* BEGIN Data rows *
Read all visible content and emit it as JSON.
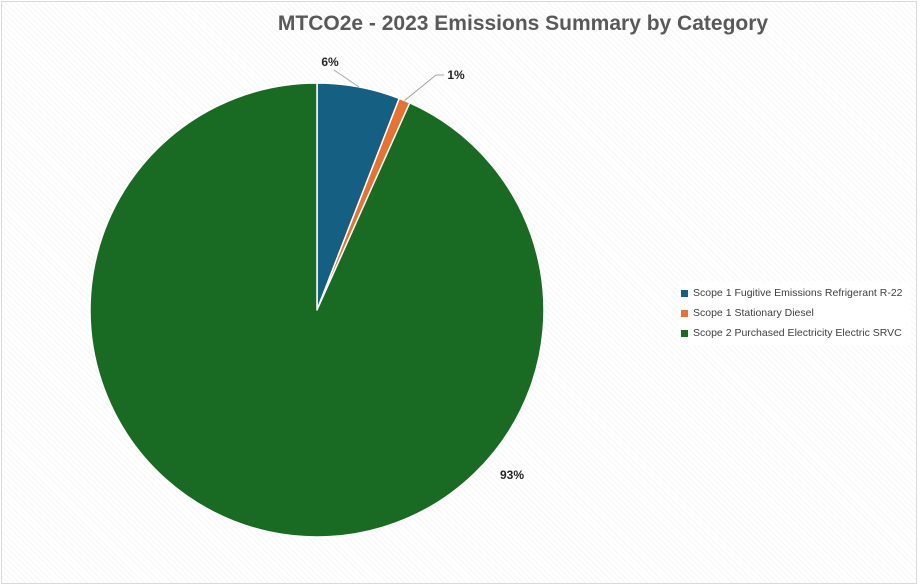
{
  "chart_data": {
    "type": "pie",
    "title": "MTCO2e - 2023 Emissions Summary by Category",
    "slices": [
      {
        "name": "Scope 1  Fugitive Emissions Refrigerant R-22",
        "value": 5.9,
        "label": "6%",
        "color": "#156082"
      },
      {
        "name": "Scope 1  Stationary  Diesel",
        "value": 0.8,
        "label": "1%",
        "color": "#E97132"
      },
      {
        "name": "Scope 2 Purchased Electricity Electric SRVC",
        "value": 93.3,
        "label": "93%",
        "color": "#196B24"
      }
    ],
    "start_angle": "12 o'clock",
    "direction": "clockwise",
    "legend_position": "right"
  }
}
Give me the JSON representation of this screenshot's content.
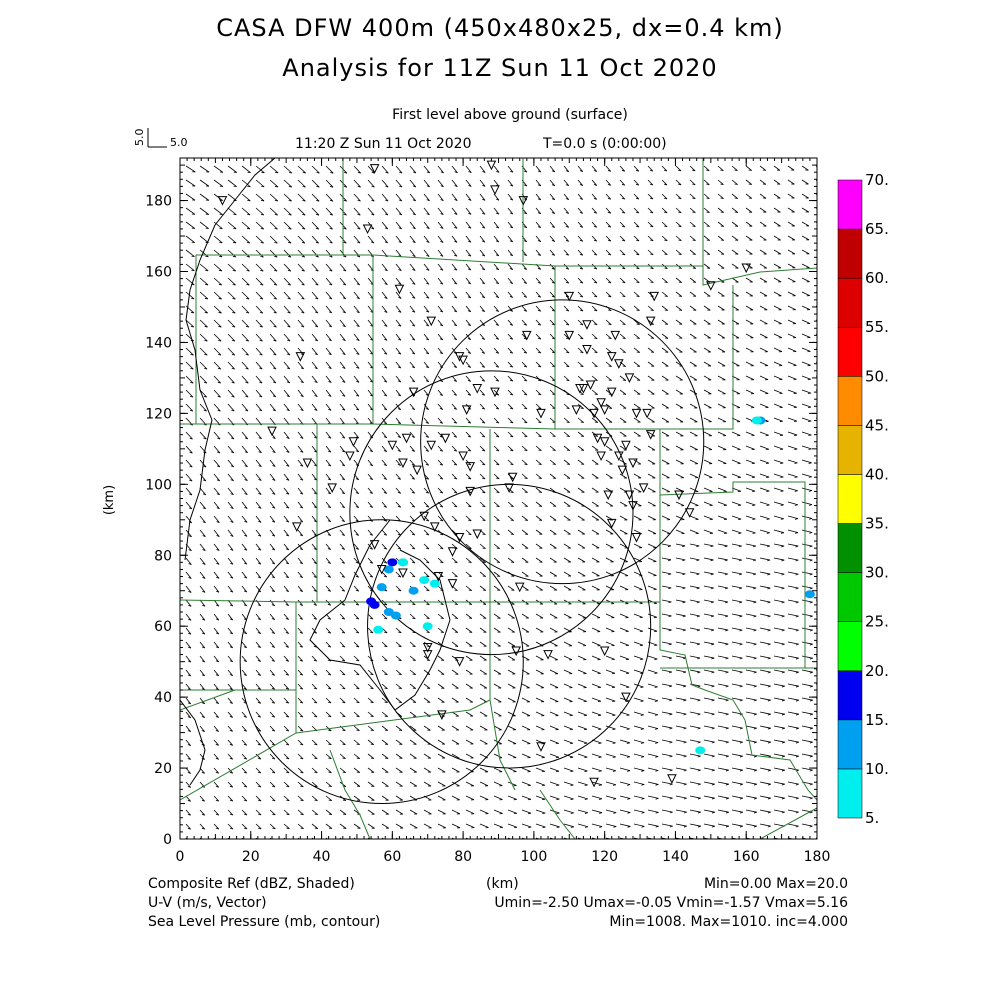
{
  "title": {
    "line1": "CASA DFW 400m (450x480x25, dx=0.4 km)",
    "line2": "Analysis for 11Z Sun 11 Oct 2020"
  },
  "subtitle": {
    "level": "First level above ground (surface)",
    "time": "11:20 Z Sun 11 Oct 2020",
    "elapsed": "T=0.0 s (0:00:00)"
  },
  "vector_scale": {
    "vertical_label": "5.0",
    "horizontal_label": "5.0"
  },
  "axes": {
    "x_label": "(km)",
    "y_label": "(km)",
    "x_ticks": [
      "0",
      "20",
      "40",
      "60",
      "80",
      "100",
      "120",
      "140",
      "160",
      "180"
    ],
    "y_ticks": [
      "0",
      "20",
      "40",
      "60",
      "80",
      "100",
      "120",
      "140",
      "160",
      "180"
    ],
    "x_range": [
      0,
      180
    ],
    "y_range": [
      0,
      192
    ]
  },
  "colorbar": {
    "labels": [
      "5.",
      "10.",
      "15.",
      "20.",
      "25.",
      "30.",
      "35.",
      "40.",
      "45.",
      "50.",
      "55.",
      "60.",
      "65.",
      "70."
    ],
    "colors": [
      "#00eeee",
      "#00a0f0",
      "#0000f0",
      "#00ff00",
      "#00c800",
      "#009000",
      "#ffff00",
      "#e6b400",
      "#ff8c00",
      "#ff0000",
      "#dc0000",
      "#c00000",
      "#ff00ff"
    ]
  },
  "footer": {
    "left": [
      "Composite Ref (dBZ, Shaded)",
      "U-V (m/s, Vector)",
      "Sea Level Pressure (mb, contour)"
    ],
    "right": [
      "Min=0.00 Max=20.0",
      "Umin=-2.50 Umax=-0.05 Vmin=-1.57 Vmax=5.16",
      "Min=1008. Max=1010. inc=4.000"
    ],
    "center": "(km)"
  },
  "chart_data": {
    "type": "map",
    "fields": [
      "Composite reflectivity (dBZ, shaded)",
      "U-V wind (m/s, vector)",
      "Sea level pressure (mb, contour)"
    ],
    "reflectivity_range": [
      0.0,
      20.0
    ],
    "u_range": [
      -2.5,
      -0.05
    ],
    "v_range": [
      -1.57,
      5.16
    ],
    "pressure_range": [
      1008,
      1010
    ],
    "pressure_increment": 4.0,
    "radar_range_rings_km": [
      {
        "cx": 108,
        "cy": 112,
        "r": 40
      },
      {
        "cx": 88,
        "cy": 92,
        "r": 40
      },
      {
        "cx": 93,
        "cy": 60,
        "r": 40
      },
      {
        "cx": 57,
        "cy": 50,
        "r": 40
      }
    ],
    "echoes_km": [
      {
        "x": 54,
        "y": 67,
        "dbz": 15
      },
      {
        "x": 55,
        "y": 66,
        "dbz": 15
      },
      {
        "x": 60,
        "y": 78,
        "dbz": 15
      },
      {
        "x": 59,
        "y": 76,
        "dbz": 10
      },
      {
        "x": 63,
        "y": 78,
        "dbz": 10
      },
      {
        "x": 57,
        "y": 71,
        "dbz": 10
      },
      {
        "x": 59,
        "y": 64,
        "dbz": 10
      },
      {
        "x": 61,
        "y": 63,
        "dbz": 10
      },
      {
        "x": 66,
        "y": 70,
        "dbz": 10
      },
      {
        "x": 69,
        "y": 73,
        "dbz": 5
      },
      {
        "x": 72,
        "y": 72,
        "dbz": 5
      },
      {
        "x": 56,
        "y": 59,
        "dbz": 5
      },
      {
        "x": 70,
        "y": 60,
        "dbz": 5
      },
      {
        "x": 63,
        "y": 78,
        "dbz": 5
      },
      {
        "x": 164,
        "y": 118,
        "dbz": 10
      },
      {
        "x": 163,
        "y": 118,
        "dbz": 5
      },
      {
        "x": 178,
        "y": 69,
        "dbz": 10
      },
      {
        "x": 147,
        "y": 25,
        "dbz": 5
      }
    ],
    "stations_km": [
      [
        55,
        189
      ],
      [
        88,
        190
      ],
      [
        89,
        183
      ],
      [
        97,
        180
      ],
      [
        12,
        180
      ],
      [
        53,
        172
      ],
      [
        160,
        161
      ],
      [
        150,
        156
      ],
      [
        62,
        155
      ],
      [
        110,
        153
      ],
      [
        134,
        153
      ],
      [
        115,
        145
      ],
      [
        71,
        146
      ],
      [
        133,
        146
      ],
      [
        98,
        142
      ],
      [
        110,
        142
      ],
      [
        123,
        142
      ],
      [
        115,
        138
      ],
      [
        34,
        136
      ],
      [
        79,
        136
      ],
      [
        80,
        135
      ],
      [
        122,
        136
      ],
      [
        124,
        134
      ],
      [
        127,
        130
      ],
      [
        113,
        127
      ],
      [
        114,
        127
      ],
      [
        116,
        128
      ],
      [
        122,
        126
      ],
      [
        66,
        126
      ],
      [
        84,
        127
      ],
      [
        89,
        126
      ],
      [
        119,
        123
      ],
      [
        120,
        121
      ],
      [
        112,
        121
      ],
      [
        117,
        120
      ],
      [
        129,
        120
      ],
      [
        132,
        120
      ],
      [
        102,
        120
      ],
      [
        81,
        121
      ],
      [
        75,
        113
      ],
      [
        64,
        113
      ],
      [
        71,
        111
      ],
      [
        118,
        113
      ],
      [
        120,
        112
      ],
      [
        126,
        111
      ],
      [
        133,
        114
      ],
      [
        26,
        115
      ],
      [
        49,
        112
      ],
      [
        60,
        111
      ],
      [
        80,
        108
      ],
      [
        119,
        108
      ],
      [
        124,
        108
      ],
      [
        128,
        106
      ],
      [
        36,
        106
      ],
      [
        48,
        108
      ],
      [
        63,
        106
      ],
      [
        67,
        104
      ],
      [
        82,
        105
      ],
      [
        125,
        104
      ],
      [
        94,
        102
      ],
      [
        43,
        99
      ],
      [
        82,
        98
      ],
      [
        93,
        99
      ],
      [
        121,
        97
      ],
      [
        127,
        97
      ],
      [
        131,
        99
      ],
      [
        141,
        97
      ],
      [
        144,
        92
      ],
      [
        128,
        94
      ],
      [
        33,
        88
      ],
      [
        69,
        91
      ],
      [
        84,
        86
      ],
      [
        72,
        88
      ],
      [
        79,
        85
      ],
      [
        122,
        89
      ],
      [
        129,
        85
      ],
      [
        55,
        83
      ],
      [
        77,
        81
      ],
      [
        57,
        76
      ],
      [
        63,
        75
      ],
      [
        73,
        74
      ],
      [
        77,
        72
      ],
      [
        96,
        71
      ],
      [
        70,
        54
      ],
      [
        70,
        52
      ],
      [
        79,
        50
      ],
      [
        95,
        53
      ],
      [
        104,
        52
      ],
      [
        120,
        53
      ],
      [
        126,
        40
      ],
      [
        74,
        35
      ],
      [
        102,
        26
      ],
      [
        117,
        16
      ],
      [
        139,
        17
      ]
    ]
  }
}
* END Data rows *
# Prompt
Set down every record once more, word for word, without pictures.

# Response to the exercise
Read all visible content and emit it as JSON.
{
  "chart_data": {
    "type": "pie",
    "title": "MTCO2e - 2023 Emissions Summary by Category",
    "slices": [
      {
        "name": "Scope 1  Fugitive Emissions Refrigerant R-22",
        "value": 5.9,
        "label": "6%",
        "color": "#156082"
      },
      {
        "name": "Scope 1  Stationary  Diesel",
        "value": 0.8,
        "label": "1%",
        "color": "#E97132"
      },
      {
        "name": "Scope 2 Purchased Electricity Electric SRVC",
        "value": 93.3,
        "label": "93%",
        "color": "#196B24"
      }
    ],
    "start_angle": "12 o'clock",
    "direction": "clockwise",
    "legend_position": "right"
  }
}
Give me the JSON representation of this screenshot's content.
{
  "title": {
    "line1": "CASA DFW 400m (450x480x25, dx=0.4 km)",
    "line2": "Analysis for 11Z Sun 11 Oct 2020"
  },
  "subtitle": {
    "level": "First level above ground (surface)",
    "time": "11:20 Z Sun 11 Oct 2020",
    "elapsed": "T=0.0 s (0:00:00)"
  },
  "vector_scale": {
    "vertical_label": "5.0",
    "horizontal_label": "5.0"
  },
  "axes": {
    "x_label": "(km)",
    "y_label": "(km)",
    "x_ticks": [
      "0",
      "20",
      "40",
      "60",
      "80",
      "100",
      "120",
      "140",
      "160",
      "180"
    ],
    "y_ticks": [
      "0",
      "20",
      "40",
      "60",
      "80",
      "100",
      "120",
      "140",
      "160",
      "180"
    ],
    "x_range": [
      0,
      180
    ],
    "y_range": [
      0,
      192
    ]
  },
  "colorbar": {
    "labels": [
      "5.",
      "10.",
      "15.",
      "20.",
      "25.",
      "30.",
      "35.",
      "40.",
      "45.",
      "50.",
      "55.",
      "60.",
      "65.",
      "70."
    ],
    "colors": [
      "#00eeee",
      "#00a0f0",
      "#0000f0",
      "#00ff00",
      "#00c800",
      "#009000",
      "#ffff00",
      "#e6b400",
      "#ff8c00",
      "#ff0000",
      "#dc0000",
      "#c00000",
      "#ff00ff"
    ]
  },
  "footer": {
    "left": [
      "Composite Ref (dBZ, Shaded)",
      "U-V (m/s, Vector)",
      "Sea Level Pressure (mb, contour)"
    ],
    "right": [
      "Min=0.00 Max=20.0",
      "Umin=-2.50 Umax=-0.05 Vmin=-1.57 Vmax=5.16",
      "Min=1008. Max=1010. inc=4.000"
    ],
    "center": "(km)"
  },
  "chart_data": {
    "type": "map",
    "fields": [
      "Composite reflectivity (dBZ, shaded)",
      "U-V wind (m/s, vector)",
      "Sea level pressure (mb, contour)"
    ],
    "reflectivity_range": [
      0.0,
      20.0
    ],
    "u_range": [
      -2.5,
      -0.05
    ],
    "v_range": [
      -1.57,
      5.16
    ],
    "pressure_range": [
      1008,
      1010
    ],
    "pressure_increment": 4.0,
    "radar_range_rings_km": [
      {
        "cx": 108,
        "cy": 112,
        "r": 40
      },
      {
        "cx": 88,
        "cy": 92,
        "r": 40
      },
      {
        "cx": 93,
        "cy": 60,
        "r": 40
      },
      {
        "cx": 57,
        "cy": 50,
        "r": 40
      }
    ],
    "echoes_km": [
      {
        "x": 54,
        "y": 67,
        "dbz": 15
      },
      {
        "x": 55,
        "y": 66,
        "dbz": 15
      },
      {
        "x": 60,
        "y": 78,
        "dbz": 15
      },
      {
        "x": 59,
        "y": 76,
        "dbz": 10
      },
      {
        "x": 63,
        "y": 78,
        "dbz": 10
      },
      {
        "x": 57,
        "y": 71,
        "dbz": 10
      },
      {
        "x": 59,
        "y": 64,
        "dbz": 10
      },
      {
        "x": 61,
        "y": 63,
        "dbz": 10
      },
      {
        "x": 66,
        "y": 70,
        "dbz": 10
      },
      {
        "x": 69,
        "y": 73,
        "dbz": 5
      },
      {
        "x": 72,
        "y": 72,
        "dbz": 5
      },
      {
        "x": 56,
        "y": 59,
        "dbz": 5
      },
      {
        "x": 70,
        "y": 60,
        "dbz": 5
      },
      {
        "x": 63,
        "y": 78,
        "dbz": 5
      },
      {
        "x": 164,
        "y": 118,
        "dbz": 10
      },
      {
        "x": 163,
        "y": 118,
        "dbz": 5
      },
      {
        "x": 178,
        "y": 69,
        "dbz": 10
      },
      {
        "x": 147,
        "y": 25,
        "dbz": 5
      }
    ],
    "stations_km": [
      [
        55,
        189
      ],
      [
        88,
        190
      ],
      [
        89,
        183
      ],
      [
        97,
        180
      ],
      [
        12,
        180
      ],
      [
        53,
        172
      ],
      [
        160,
        161
      ],
      [
        150,
        156
      ],
      [
        62,
        155
      ],
      [
        110,
        153
      ],
      [
        134,
        153
      ],
      [
        115,
        145
      ],
      [
        71,
        146
      ],
      [
        133,
        146
      ],
      [
        98,
        142
      ],
      [
        110,
        142
      ],
      [
        123,
        142
      ],
      [
        115,
        138
      ],
      [
        34,
        136
      ],
      [
        79,
        136
      ],
      [
        80,
        135
      ],
      [
        122,
        136
      ],
      [
        124,
        134
      ],
      [
        127,
        130
      ],
      [
        113,
        127
      ],
      [
        114,
        127
      ],
      [
        116,
        128
      ],
      [
        122,
        126
      ],
      [
        66,
        126
      ],
      [
        84,
        127
      ],
      [
        89,
        126
      ],
      [
        119,
        123
      ],
      [
        120,
        121
      ],
      [
        112,
        121
      ],
      [
        117,
        120
      ],
      [
        129,
        120
      ],
      [
        132,
        120
      ],
      [
        102,
        120
      ],
      [
        81,
        121
      ],
      [
        75,
        113
      ],
      [
        64,
        113
      ],
      [
        71,
        111
      ],
      [
        118,
        113
      ],
      [
        120,
        112
      ],
      [
        126,
        111
      ],
      [
        133,
        114
      ],
      [
        26,
        115
      ],
      [
        49,
        112
      ],
      [
        60,
        111
      ],
      [
        80,
        108
      ],
      [
        119,
        108
      ],
      [
        124,
        108
      ],
      [
        128,
        106
      ],
      [
        36,
        106
      ],
      [
        48,
        108
      ],
      [
        63,
        106
      ],
      [
        67,
        104
      ],
      [
        82,
        105
      ],
      [
        125,
        104
      ],
      [
        94,
        102
      ],
      [
        43,
        99
      ],
      [
        82,
        98
      ],
      [
        93,
        99
      ],
      [
        121,
        97
      ],
      [
        127,
        97
      ],
      [
        131,
        99
      ],
      [
        141,
        97
      ],
      [
        144,
        92
      ],
      [
        128,
        94
      ],
      [
        33,
        88
      ],
      [
        69,
        91
      ],
      [
        84,
        86
      ],
      [
        72,
        88
      ],
      [
        79,
        85
      ],
      [
        122,
        89
      ],
      [
        129,
        85
      ],
      [
        55,
        83
      ],
      [
        77,
        81
      ],
      [
        57,
        76
      ],
      [
        63,
        75
      ],
      [
        73,
        74
      ],
      [
        77,
        72
      ],
      [
        96,
        71
      ],
      [
        70,
        54
      ],
      [
        70,
        52
      ],
      [
        79,
        50
      ],
      [
        95,
        53
      ],
      [
        104,
        52
      ],
      [
        120,
        53
      ],
      [
        126,
        40
      ],
      [
        74,
        35
      ],
      [
        102,
        26
      ],
      [
        117,
        16
      ],
      [
        139,
        17
      ]
    ]
  }
}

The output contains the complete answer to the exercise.